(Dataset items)

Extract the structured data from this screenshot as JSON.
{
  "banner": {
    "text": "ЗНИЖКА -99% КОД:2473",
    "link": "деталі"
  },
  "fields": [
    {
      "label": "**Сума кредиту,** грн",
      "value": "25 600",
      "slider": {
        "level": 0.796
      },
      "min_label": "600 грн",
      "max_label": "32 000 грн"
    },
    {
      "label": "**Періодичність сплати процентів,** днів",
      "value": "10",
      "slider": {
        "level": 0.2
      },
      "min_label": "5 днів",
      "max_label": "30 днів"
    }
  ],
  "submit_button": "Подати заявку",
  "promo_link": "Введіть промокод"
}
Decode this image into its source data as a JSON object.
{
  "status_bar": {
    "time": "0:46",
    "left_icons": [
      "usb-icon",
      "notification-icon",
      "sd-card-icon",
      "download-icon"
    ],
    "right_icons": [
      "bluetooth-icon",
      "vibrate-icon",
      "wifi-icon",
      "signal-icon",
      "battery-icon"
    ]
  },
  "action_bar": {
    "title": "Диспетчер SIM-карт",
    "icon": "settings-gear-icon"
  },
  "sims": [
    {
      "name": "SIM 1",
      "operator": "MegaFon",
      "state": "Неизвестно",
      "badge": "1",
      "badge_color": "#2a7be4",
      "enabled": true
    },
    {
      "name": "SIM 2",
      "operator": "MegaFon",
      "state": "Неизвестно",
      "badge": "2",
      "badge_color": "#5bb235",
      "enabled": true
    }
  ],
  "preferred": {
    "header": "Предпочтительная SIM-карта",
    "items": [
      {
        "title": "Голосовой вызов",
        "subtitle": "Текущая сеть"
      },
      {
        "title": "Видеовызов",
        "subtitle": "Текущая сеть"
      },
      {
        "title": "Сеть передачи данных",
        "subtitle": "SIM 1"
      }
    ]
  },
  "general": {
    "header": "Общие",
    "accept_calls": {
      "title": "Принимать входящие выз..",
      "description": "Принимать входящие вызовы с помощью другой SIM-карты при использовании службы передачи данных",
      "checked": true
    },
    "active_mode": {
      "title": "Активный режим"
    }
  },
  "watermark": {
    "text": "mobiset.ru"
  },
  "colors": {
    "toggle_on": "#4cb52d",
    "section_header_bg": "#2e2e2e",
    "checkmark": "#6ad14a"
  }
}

■ **THE TASK**
Copy the material above verbatim.

■ **EXPECTED ANSWER**
Extract the structured data from this screenshot as JSON.
{
  "banner": {
    "text": "ЗНИЖКА -99% КОД:2473",
    "link": "деталі"
  },
  "fields": [
    {
      "label": "**Сума кредиту,** грн",
      "value": "25 600",
      "slider": {
        "level": 0.796
      },
      "min_label": "600 грн",
      "max_label": "32 000 грн"
    },
    {
      "label": "**Періодичність сплати процентів,** днів",
      "value": "10",
      "slider": {
        "level": 0.2
      },
      "min_label": "5 днів",
      "max_label": "30 днів"
    }
  ],
  "submit_button": "Подати заявку",
  "promo_link": "Введіть промокод"
}
Decode this image into its source data as a JSON object.
{
  "status_bar": {
    "time": "0:46",
    "left_icons": [
      "usb-icon",
      "notification-icon",
      "sd-card-icon",
      "download-icon"
    ],
    "right_icons": [
      "bluetooth-icon",
      "vibrate-icon",
      "wifi-icon",
      "signal-icon",
      "battery-icon"
    ]
  },
  "action_bar": {
    "title": "Диспетчер SIM-карт",
    "icon": "settings-gear-icon"
  },
  "sims": [
    {
      "name": "SIM 1",
      "operator": "MegaFon",
      "state": "Неизвестно",
      "badge": "1",
      "badge_color": "#2a7be4",
      "enabled": true
    },
    {
      "name": "SIM 2",
      "operator": "MegaFon",
      "state": "Неизвестно",
      "badge": "2",
      "badge_color": "#5bb235",
      "enabled": true
    }
  ],
  "preferred": {
    "header": "Предпочтительная SIM-карта",
    "items": [
      {
        "title": "Голосовой вызов",
        "subtitle": "Текущая сеть"
      },
      {
        "title": "Видеовызов",
        "subtitle": "Текущая сеть"
      },
      {
        "title": "Сеть передачи данных",
        "subtitle": "SIM 1"
      }
    ]
  },
  "general": {
    "header": "Общие",
    "accept_calls": {
      "title": "Принимать входящие выз..",
      "description": "Принимать входящие вызовы с помощью другой SIM-карты при использовании службы передачи данных",
      "checked": true
    },
    "active_mode": {
      "title": "Активный режим"
    }
  },
  "watermark": {
    "text": "mobiset.ru"
  },
  "colors": {
    "toggle_on": "#4cb52d",
    "section_header_bg": "#2e2e2e",
    "checkmark": "#6ad14a"
  }
}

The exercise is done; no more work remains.